Requirements:
Select the lines that contain "人情事理上应该如此" and copy each of them.

[Data records]
** Begin **

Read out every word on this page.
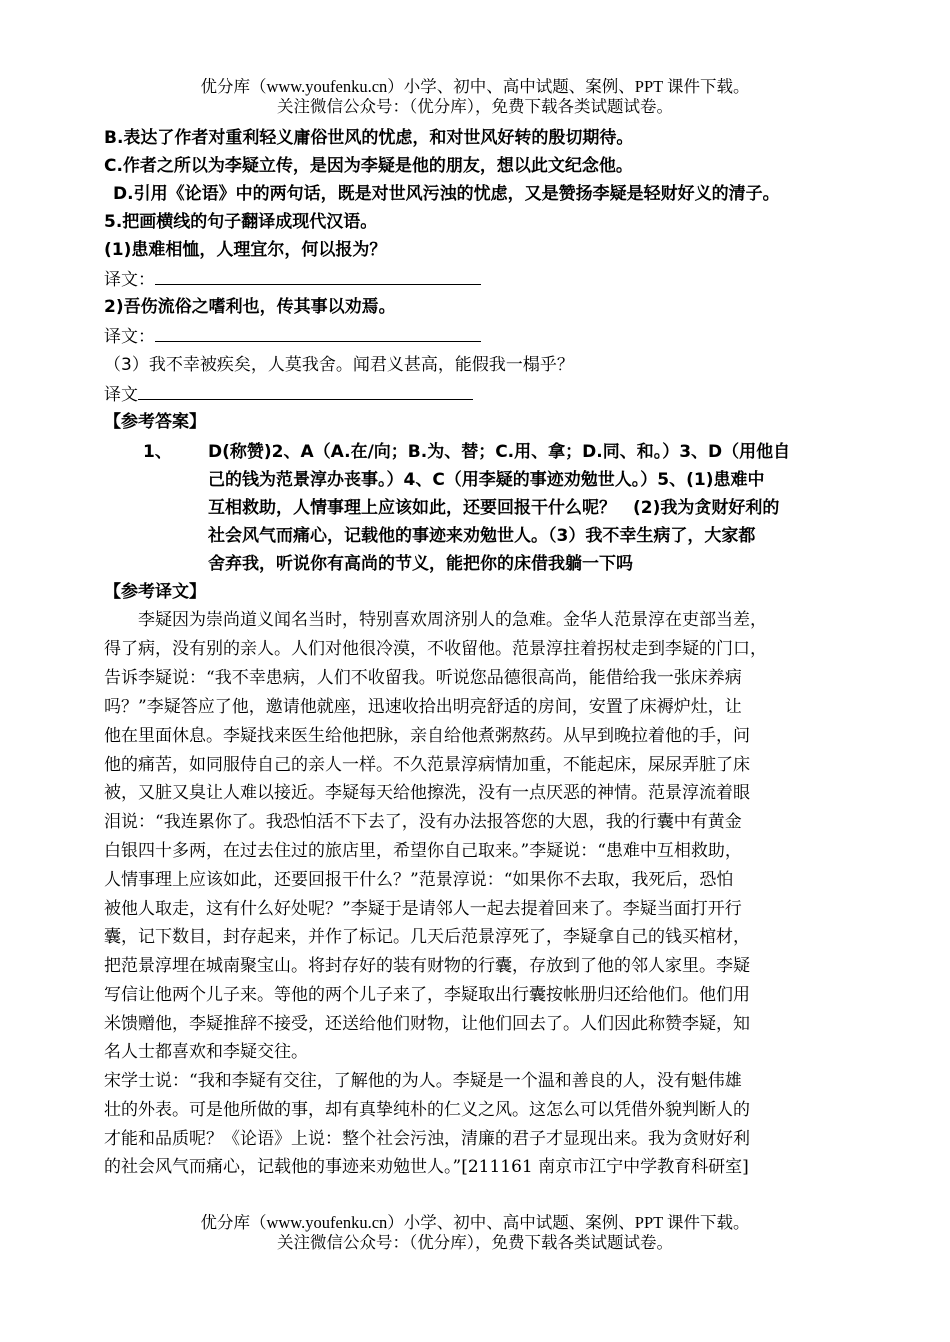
优分库（www.youfenku.cn）小学、初中、高中试题、案例、PPT 课件下载。
关注微信公众号：（优分库），免费下载各类试题试卷。
B.表达了作者对重利轻义庸俗世风的忧虑，和对世风好转的殷切期待。
C.作者之所以为李疑立传，是因为李疑是他的朋友，想以此文纪念他。
D.引用《论语》中的两句话，既是对世风污浊的忧虑，又是赞扬李疑是轻财好义的清子。
5.把画横线的句子翻译成现代汉语。
(1)患难相恤，人理宜尔，何以报为？
译文：
2)吾伤流俗之嗜利也，传其事以劝焉。
译文：
（3）我不幸被疾矣，人莫我舍。闻君义甚高，能假我一榻乎？
译文
【参考答案】
1、 D(称赞)2、A（A.在/向；B.为、替；C.用、拿；D.同、和。）3、D（用他自
己的钱为范景淳办丧事。）4、C（用李疑的事迹劝勉世人。）5、(1)患难中
互相救助，人情事理上应该如此，还要回报干什么呢？　(2)我为贪财好利的
社会风气而痛心，记载他的事迹来劝勉世人。（3）我不幸生病了，大家都
舍弃我，听说你有高尚的节义，能把你的床借我躺一下吗
【参考译文】
　　李疑因为崇尚道义闻名当时，特别喜欢周济别人的急难。金华人范景淳在吏部当差，
得了病，没有别的亲人。人们对他很冷漠，不收留他。范景淳拄着拐杖走到李疑的门口，
告诉李疑说：“我不幸患病，人们不收留我。听说您品德很高尚，能借给我一张床养病
吗？”李疑答应了他，邀请他就座，迅速收拾出明亮舒适的房间，安置了床褥炉灶，让
他在里面休息。李疑找来医生给他把脉，亲自给他煮粥熬药。从早到晚拉着他的手，问
他的痛苦，如同服侍自己的亲人一样。不久范景淳病情加重，不能起床，屎尿弄脏了床
被，又脏又臭让人难以接近。李疑每天给他擦洗，没有一点厌恶的神情。范景淳流着眼
泪说：“我连累你了。我恐怕活不下去了，没有办法报答您的大恩，我的行囊中有黄金
白银四十多两，在过去住过的旅店里，希望你自己取来。”李疑说：“患难中互相救助，
人情事理上应该如此，还要回报干什么？”范景淳说：“如果你不去取，我死后，恐怕
被他人取走，这有什么好处呢？”李疑于是请邻人一起去提着回来了。李疑当面打开行
囊，记下数目，封存起来，并作了标记。几天后范景淳死了，李疑拿自己的钱买棺材，
把范景淳埋在城南聚宝山。将封存好的装有财物的行囊，存放到了他的邻人家里。李疑
写信让他两个儿子来。等他的两个儿子来了，李疑取出行囊按帐册归还给他们。他们用
米馈赠他，李疑推辞不接受，还送给他们财物，让他们回去了。人们因此称赞李疑，知
名人士都喜欢和李疑交往。
宋学士说：“我和李疑有交往，了解他的为人。李疑是一个温和善良的人，没有魁伟雄
壮的外表。可是他所做的事，却有真挚纯朴的仁义之风。这怎么可以凭借外貌判断人的
才能和品质呢？《论语》上说：整个社会污浊，清廉的君子才显现出来。我为贪财好利
的社会风气而痛心，记载他的事迹来劝勉世人。”[211161 南京市江宁中学教育科研室]
优分库（www.youfenku.cn）小学、初中、高中试题、案例、PPT 课件下载。
关注微信公众号：（优分库），免费下载各类试题试卷。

** End **

Solution below:
互相救助，人情事理上应该如此，还要回报干什么呢？　(2)我为贪财好利的
人情事理上应该如此，还要回报干什么？”范景淳说：“如果你不去取，我死后，恐怕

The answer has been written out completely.